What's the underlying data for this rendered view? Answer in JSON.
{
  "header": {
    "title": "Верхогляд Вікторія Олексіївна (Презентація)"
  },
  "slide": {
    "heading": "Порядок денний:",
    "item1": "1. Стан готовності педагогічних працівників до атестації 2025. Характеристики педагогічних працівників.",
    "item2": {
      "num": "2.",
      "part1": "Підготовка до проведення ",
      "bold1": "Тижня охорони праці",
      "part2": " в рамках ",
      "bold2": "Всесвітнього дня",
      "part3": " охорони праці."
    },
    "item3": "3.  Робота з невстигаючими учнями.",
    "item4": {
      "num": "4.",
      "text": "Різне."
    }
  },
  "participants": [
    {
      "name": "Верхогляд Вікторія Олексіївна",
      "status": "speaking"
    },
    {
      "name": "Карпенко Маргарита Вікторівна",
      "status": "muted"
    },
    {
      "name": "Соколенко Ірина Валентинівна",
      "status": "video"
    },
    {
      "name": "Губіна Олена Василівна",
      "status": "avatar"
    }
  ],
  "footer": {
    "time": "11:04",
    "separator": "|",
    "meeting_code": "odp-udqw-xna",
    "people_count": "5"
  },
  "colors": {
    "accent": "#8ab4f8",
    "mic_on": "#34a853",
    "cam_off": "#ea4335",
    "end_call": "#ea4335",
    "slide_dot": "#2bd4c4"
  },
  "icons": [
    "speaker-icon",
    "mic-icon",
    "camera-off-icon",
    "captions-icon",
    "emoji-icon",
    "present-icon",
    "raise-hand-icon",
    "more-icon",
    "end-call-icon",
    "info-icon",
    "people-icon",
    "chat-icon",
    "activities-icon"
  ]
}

***

Reproduce each line from the records that contains the word "Верхогляд".

    "title": "Верхогляд Вікторія Олексіївна (Презентація)"
      "name": "Верхогляд Вікторія Олексіївна",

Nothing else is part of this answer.